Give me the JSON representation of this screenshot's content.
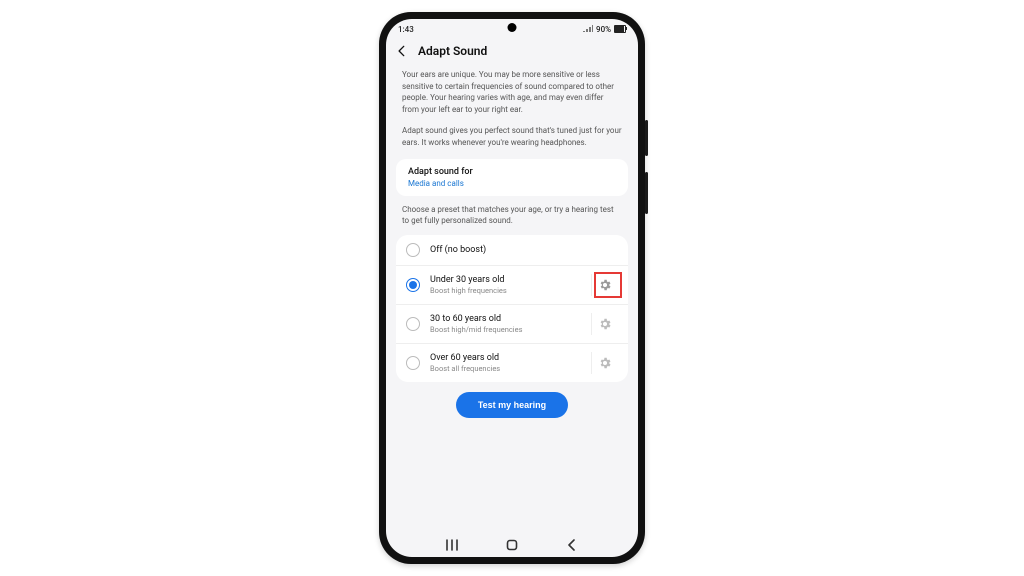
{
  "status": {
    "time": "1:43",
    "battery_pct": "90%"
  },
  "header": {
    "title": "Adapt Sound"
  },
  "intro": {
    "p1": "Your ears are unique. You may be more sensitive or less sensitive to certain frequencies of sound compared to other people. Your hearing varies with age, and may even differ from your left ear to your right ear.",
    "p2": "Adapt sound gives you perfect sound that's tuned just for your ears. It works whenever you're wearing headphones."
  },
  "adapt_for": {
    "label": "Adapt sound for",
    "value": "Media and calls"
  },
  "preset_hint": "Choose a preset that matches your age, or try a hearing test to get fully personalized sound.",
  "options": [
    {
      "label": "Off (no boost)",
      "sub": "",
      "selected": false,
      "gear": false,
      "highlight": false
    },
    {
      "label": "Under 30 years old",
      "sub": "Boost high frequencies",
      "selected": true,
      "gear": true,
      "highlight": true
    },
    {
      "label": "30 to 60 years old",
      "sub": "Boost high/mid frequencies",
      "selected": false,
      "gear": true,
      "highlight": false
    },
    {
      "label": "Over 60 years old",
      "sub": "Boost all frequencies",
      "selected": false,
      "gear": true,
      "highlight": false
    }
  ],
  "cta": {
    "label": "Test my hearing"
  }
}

⁂

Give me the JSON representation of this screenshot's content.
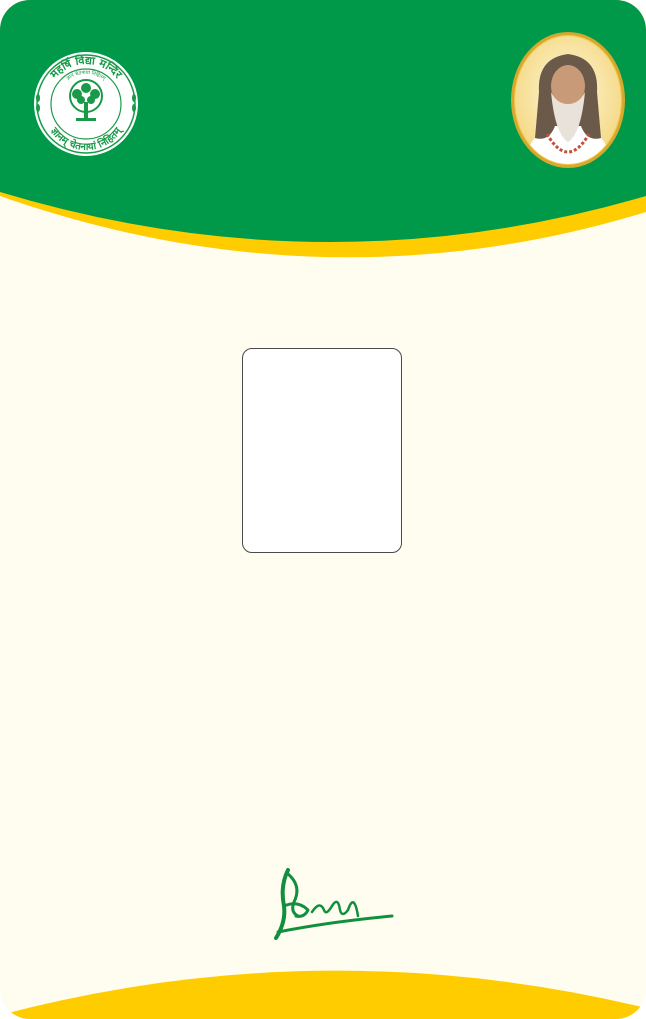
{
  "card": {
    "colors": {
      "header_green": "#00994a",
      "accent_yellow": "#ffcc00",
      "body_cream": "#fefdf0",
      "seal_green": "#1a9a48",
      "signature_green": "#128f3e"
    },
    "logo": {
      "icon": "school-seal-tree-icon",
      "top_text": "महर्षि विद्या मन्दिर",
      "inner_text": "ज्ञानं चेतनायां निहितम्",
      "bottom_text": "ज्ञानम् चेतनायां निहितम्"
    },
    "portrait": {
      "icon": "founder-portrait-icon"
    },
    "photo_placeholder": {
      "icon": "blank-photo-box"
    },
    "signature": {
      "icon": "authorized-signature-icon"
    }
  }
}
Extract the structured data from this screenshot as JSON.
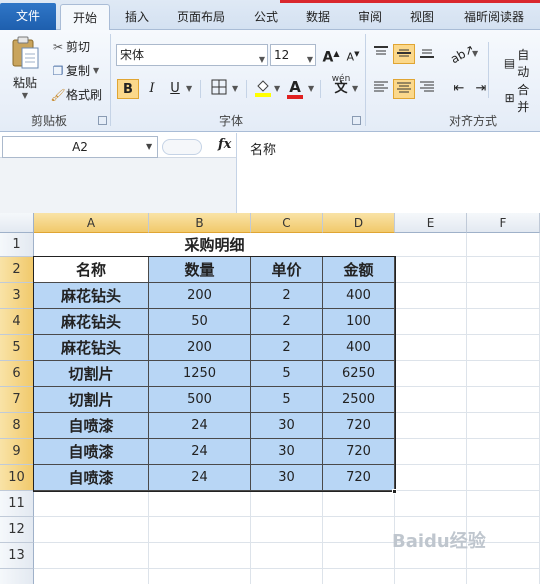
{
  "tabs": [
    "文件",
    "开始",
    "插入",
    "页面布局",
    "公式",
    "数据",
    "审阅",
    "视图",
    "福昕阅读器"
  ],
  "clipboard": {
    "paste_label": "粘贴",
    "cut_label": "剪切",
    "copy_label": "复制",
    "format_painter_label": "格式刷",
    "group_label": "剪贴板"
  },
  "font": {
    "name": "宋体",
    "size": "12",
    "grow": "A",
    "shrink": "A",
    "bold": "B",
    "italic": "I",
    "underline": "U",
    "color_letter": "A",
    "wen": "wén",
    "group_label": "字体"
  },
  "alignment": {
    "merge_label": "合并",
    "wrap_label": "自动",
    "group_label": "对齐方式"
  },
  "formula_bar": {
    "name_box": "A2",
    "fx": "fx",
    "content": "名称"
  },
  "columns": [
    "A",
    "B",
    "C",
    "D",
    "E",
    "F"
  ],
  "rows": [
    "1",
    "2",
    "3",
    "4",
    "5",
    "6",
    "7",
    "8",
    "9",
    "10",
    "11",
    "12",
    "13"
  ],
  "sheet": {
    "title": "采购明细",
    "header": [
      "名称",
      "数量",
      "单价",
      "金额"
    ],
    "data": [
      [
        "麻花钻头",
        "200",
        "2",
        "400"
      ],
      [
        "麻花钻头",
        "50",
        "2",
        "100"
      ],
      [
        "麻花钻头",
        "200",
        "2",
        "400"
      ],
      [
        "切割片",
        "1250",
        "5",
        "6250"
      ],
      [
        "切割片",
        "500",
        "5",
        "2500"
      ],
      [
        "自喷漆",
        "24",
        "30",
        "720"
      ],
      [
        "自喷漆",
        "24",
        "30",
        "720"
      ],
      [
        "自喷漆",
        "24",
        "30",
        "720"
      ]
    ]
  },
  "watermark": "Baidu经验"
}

⁂

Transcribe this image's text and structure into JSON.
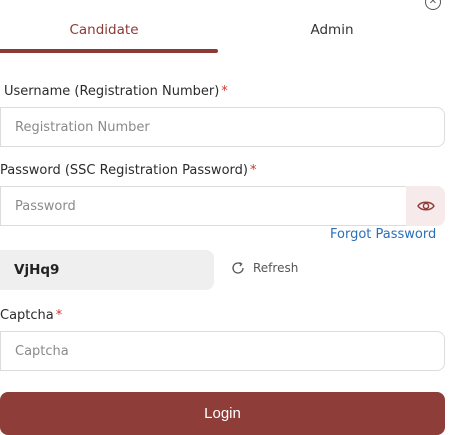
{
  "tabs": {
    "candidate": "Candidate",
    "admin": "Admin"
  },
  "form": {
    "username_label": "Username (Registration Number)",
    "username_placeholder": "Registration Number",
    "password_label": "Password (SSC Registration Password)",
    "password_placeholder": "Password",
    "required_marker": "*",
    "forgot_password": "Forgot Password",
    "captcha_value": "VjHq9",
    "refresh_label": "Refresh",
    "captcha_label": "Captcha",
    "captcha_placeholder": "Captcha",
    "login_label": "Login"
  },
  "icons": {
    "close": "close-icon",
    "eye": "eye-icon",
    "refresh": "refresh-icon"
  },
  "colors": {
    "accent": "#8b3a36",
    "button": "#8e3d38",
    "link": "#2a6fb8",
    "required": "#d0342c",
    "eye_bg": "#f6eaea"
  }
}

⁂

Pick out the lines containing the string "Registration".

» **Task answer**
    "username_label": "Username (Registration Number)",
    "username_placeholder": "Registration Number",
    "password_label": "Password (SSC Registration Password)",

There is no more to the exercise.